* Begin Exercise materials *

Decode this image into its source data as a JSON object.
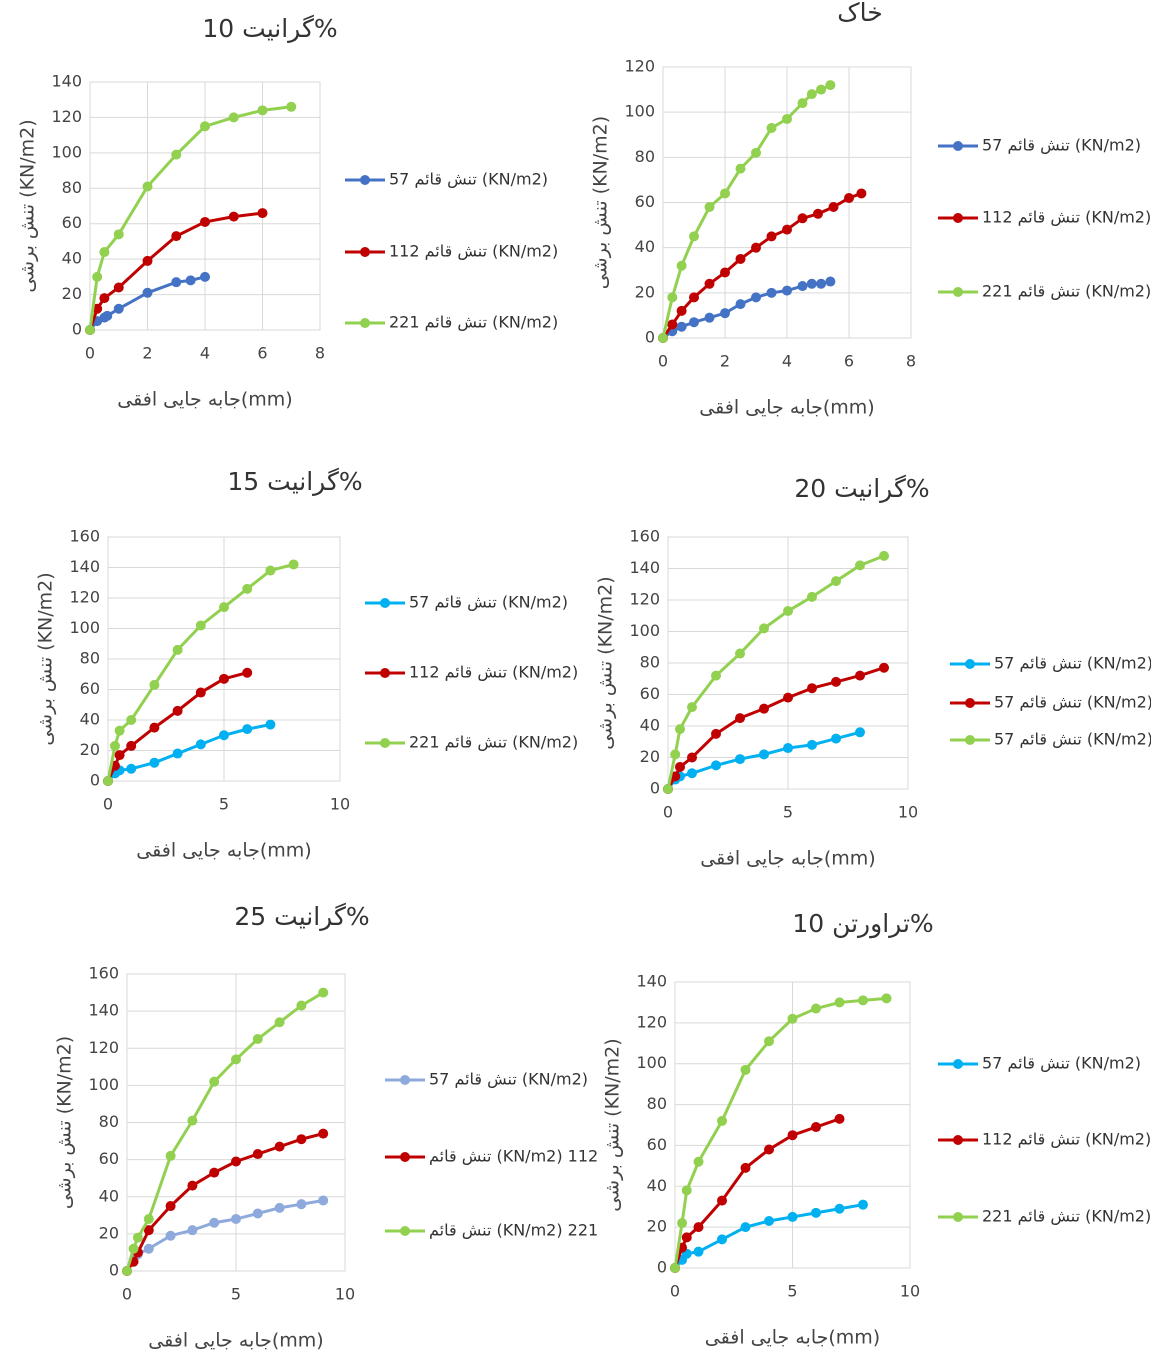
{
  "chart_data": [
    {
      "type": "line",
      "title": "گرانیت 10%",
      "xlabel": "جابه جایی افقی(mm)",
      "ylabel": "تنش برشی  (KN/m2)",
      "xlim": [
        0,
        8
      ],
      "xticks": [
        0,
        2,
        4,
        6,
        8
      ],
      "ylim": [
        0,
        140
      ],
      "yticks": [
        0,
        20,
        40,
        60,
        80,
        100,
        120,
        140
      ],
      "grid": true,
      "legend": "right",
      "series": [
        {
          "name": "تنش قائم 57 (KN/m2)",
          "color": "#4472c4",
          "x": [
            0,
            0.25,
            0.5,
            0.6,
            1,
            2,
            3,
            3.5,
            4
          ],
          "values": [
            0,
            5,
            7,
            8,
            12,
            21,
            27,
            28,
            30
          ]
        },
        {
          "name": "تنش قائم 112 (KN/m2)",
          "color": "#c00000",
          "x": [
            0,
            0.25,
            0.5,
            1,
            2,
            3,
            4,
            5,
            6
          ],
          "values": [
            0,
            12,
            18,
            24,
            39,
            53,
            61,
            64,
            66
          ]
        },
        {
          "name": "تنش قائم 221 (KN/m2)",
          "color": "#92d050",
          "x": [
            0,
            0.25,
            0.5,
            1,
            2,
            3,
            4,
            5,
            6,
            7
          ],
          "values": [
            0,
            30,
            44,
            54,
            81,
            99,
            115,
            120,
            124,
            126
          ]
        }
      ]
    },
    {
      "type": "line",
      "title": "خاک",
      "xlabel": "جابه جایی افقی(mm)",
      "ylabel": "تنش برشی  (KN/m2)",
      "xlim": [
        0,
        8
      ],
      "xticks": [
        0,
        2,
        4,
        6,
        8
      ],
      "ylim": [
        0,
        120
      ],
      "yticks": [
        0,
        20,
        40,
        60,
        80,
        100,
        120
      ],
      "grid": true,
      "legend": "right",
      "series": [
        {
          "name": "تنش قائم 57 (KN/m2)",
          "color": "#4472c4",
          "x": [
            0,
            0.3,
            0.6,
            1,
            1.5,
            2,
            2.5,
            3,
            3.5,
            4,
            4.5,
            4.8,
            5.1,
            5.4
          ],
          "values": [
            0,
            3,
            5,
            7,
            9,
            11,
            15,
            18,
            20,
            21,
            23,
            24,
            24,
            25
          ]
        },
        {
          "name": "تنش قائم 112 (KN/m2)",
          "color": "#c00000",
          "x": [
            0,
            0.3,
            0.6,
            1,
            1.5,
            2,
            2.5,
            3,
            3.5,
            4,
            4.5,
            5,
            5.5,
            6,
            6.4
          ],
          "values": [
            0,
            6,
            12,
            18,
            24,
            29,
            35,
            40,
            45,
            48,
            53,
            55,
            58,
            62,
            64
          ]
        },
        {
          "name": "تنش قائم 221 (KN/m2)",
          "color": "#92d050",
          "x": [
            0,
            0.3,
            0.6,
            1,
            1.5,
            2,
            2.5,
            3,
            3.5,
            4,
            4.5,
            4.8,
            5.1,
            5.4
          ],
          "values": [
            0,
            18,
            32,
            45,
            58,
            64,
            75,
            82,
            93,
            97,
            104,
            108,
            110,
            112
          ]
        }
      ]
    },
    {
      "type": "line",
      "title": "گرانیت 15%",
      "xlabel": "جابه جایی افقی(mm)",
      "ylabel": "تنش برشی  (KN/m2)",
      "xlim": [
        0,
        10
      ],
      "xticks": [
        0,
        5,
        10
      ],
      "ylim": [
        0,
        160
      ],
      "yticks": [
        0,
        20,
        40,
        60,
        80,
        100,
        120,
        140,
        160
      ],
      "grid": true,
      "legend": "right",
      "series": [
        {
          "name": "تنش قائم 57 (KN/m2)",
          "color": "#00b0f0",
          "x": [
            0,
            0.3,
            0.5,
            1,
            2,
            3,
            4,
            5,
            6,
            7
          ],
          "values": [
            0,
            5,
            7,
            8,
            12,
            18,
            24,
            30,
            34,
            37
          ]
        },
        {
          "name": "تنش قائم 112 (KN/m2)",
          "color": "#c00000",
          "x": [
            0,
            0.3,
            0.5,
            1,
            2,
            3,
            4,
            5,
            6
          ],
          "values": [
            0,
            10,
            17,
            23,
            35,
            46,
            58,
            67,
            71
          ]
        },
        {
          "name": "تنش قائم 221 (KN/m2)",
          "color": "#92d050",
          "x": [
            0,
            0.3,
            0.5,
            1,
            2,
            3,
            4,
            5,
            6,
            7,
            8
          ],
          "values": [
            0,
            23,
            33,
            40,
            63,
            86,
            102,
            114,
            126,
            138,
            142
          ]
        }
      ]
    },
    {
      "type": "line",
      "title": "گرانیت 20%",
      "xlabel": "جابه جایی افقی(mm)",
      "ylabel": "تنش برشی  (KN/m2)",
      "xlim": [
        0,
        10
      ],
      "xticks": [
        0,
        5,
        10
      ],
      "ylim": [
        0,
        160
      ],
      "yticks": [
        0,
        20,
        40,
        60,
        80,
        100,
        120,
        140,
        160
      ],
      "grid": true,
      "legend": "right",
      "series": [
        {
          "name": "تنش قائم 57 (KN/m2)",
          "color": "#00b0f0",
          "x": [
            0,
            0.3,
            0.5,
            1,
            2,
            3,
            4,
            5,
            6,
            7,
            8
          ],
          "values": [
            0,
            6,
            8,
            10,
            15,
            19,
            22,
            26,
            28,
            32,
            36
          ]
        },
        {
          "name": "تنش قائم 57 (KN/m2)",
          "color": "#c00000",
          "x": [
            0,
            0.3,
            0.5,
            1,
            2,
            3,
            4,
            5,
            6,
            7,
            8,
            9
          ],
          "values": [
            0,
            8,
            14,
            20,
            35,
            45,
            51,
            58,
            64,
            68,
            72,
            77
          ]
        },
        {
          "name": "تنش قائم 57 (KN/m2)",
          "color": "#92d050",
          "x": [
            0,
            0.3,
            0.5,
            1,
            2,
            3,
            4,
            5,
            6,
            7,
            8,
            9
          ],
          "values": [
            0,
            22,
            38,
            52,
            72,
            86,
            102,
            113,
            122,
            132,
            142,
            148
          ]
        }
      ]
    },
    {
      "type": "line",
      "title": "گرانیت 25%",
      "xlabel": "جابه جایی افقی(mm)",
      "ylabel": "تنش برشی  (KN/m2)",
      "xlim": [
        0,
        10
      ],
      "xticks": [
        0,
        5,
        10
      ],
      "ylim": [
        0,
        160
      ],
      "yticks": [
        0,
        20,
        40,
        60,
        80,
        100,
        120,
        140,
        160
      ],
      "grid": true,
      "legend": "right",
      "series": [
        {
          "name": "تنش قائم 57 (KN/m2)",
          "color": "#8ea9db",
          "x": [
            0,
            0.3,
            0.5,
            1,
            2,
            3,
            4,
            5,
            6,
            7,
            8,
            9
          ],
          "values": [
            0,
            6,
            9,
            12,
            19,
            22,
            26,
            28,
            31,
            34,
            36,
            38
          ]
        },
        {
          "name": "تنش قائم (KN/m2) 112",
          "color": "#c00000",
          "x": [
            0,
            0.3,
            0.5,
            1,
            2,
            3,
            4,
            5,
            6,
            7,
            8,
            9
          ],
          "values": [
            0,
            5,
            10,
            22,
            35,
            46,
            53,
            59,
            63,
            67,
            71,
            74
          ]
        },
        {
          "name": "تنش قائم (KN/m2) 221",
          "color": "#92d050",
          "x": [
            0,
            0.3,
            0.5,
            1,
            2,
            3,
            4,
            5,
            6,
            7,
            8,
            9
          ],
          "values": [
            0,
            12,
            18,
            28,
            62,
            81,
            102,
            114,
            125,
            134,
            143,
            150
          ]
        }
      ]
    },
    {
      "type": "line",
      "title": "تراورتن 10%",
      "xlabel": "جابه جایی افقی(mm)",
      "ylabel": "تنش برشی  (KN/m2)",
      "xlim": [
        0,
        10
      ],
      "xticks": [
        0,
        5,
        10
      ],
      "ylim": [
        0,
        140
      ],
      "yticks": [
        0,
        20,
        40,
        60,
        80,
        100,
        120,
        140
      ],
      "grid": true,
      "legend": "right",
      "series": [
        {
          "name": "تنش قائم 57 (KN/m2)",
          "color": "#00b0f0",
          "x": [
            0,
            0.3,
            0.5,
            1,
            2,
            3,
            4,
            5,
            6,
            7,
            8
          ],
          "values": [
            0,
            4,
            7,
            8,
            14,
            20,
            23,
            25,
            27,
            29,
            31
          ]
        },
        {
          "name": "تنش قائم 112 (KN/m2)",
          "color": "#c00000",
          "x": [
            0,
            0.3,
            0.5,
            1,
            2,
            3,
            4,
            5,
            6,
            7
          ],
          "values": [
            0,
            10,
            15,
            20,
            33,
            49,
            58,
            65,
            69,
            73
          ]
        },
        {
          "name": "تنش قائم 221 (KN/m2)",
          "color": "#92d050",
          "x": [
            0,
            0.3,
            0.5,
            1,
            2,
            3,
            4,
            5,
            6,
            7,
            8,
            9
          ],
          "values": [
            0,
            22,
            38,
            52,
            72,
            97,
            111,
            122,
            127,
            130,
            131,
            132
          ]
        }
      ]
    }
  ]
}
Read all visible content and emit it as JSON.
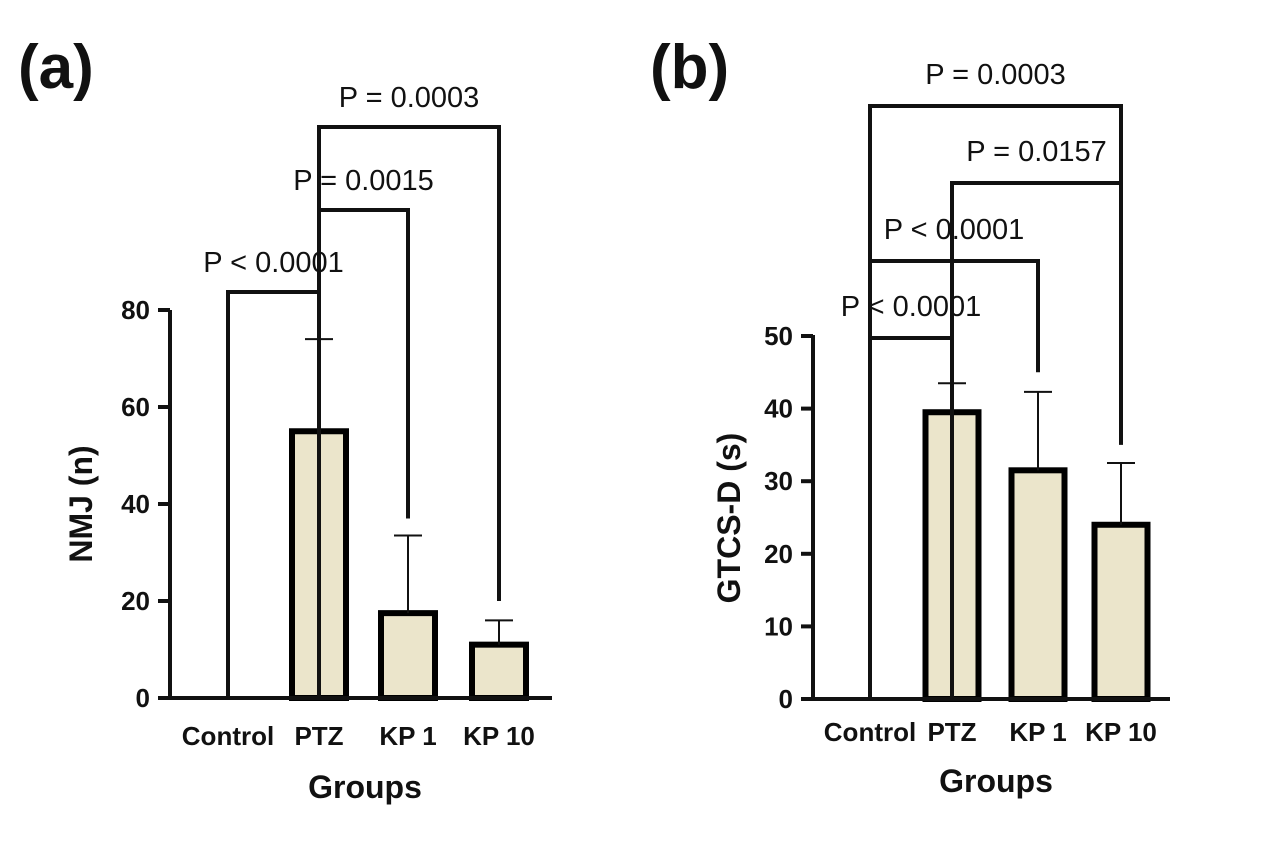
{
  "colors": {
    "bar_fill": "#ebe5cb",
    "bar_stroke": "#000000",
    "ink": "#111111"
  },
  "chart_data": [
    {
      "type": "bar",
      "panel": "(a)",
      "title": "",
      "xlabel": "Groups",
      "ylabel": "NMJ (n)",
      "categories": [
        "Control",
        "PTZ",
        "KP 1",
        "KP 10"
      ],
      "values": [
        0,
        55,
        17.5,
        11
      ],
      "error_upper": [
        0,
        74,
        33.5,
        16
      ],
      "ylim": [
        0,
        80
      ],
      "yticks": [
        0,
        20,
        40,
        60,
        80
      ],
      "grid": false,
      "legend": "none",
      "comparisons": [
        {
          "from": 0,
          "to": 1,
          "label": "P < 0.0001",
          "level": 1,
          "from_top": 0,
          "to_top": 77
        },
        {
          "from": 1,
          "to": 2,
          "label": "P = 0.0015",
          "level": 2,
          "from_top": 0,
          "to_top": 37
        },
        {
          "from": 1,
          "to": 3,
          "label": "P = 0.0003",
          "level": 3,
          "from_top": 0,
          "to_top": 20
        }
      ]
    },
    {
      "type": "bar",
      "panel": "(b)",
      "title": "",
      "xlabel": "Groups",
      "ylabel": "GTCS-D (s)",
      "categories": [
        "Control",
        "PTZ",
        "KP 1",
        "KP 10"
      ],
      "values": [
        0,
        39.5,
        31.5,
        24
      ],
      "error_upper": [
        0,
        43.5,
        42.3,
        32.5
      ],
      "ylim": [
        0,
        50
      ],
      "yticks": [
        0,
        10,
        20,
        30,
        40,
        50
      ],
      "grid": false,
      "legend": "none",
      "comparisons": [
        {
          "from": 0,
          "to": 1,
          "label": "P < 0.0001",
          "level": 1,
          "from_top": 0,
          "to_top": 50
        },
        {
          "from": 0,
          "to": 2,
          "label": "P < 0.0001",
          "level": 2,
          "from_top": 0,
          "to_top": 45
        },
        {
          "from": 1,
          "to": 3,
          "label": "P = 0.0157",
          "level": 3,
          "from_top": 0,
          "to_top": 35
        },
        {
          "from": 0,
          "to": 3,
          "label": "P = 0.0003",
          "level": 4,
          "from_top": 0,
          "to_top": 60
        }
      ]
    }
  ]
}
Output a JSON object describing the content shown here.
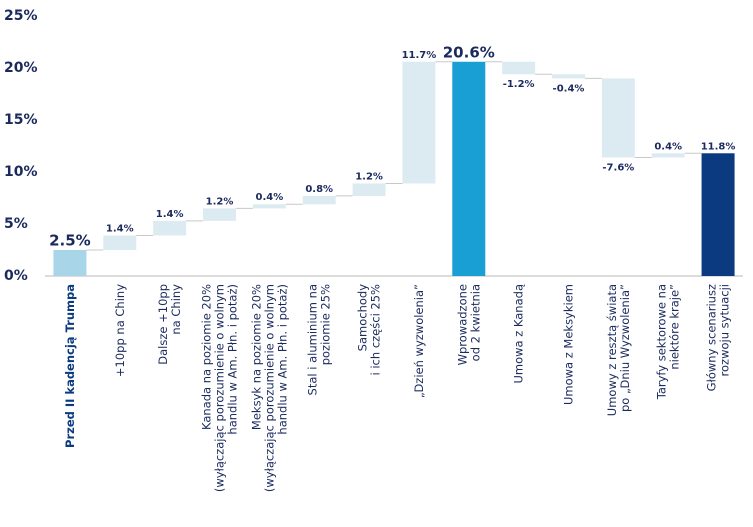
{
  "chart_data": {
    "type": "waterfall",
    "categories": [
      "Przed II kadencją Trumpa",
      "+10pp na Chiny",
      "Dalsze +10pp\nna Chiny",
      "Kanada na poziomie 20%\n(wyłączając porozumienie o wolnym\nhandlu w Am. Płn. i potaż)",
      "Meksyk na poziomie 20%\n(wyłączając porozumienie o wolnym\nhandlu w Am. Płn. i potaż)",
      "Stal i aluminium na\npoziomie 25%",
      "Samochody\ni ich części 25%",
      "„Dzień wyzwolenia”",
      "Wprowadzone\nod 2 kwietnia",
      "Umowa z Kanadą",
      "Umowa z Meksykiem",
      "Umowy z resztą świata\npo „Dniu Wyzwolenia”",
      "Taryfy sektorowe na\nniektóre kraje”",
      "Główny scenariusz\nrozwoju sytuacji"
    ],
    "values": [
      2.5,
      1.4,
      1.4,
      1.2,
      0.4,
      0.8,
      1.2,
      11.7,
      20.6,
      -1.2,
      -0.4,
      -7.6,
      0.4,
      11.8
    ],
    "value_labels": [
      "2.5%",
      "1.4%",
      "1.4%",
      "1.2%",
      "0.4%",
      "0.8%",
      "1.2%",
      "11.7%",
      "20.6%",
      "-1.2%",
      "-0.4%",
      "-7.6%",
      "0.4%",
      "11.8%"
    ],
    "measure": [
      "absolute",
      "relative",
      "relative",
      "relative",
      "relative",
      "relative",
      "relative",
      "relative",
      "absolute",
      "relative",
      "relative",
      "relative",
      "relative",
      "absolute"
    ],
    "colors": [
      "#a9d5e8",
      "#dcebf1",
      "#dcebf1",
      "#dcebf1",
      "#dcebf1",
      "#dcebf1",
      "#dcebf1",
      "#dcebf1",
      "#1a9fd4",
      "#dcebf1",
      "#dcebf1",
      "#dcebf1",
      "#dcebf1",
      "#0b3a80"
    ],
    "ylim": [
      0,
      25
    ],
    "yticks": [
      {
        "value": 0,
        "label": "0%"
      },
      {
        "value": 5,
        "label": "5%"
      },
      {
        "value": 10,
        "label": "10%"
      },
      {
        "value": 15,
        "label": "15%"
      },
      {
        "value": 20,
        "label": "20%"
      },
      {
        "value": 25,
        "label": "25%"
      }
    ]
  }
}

* End Exercise materials *

**Description of the task:**
From the listing above, copy out each line where the word "object" appears.

**Response for this exercise:**
Decode this image into its source data as a JSON object.
Output a JSON object describing the content shown here.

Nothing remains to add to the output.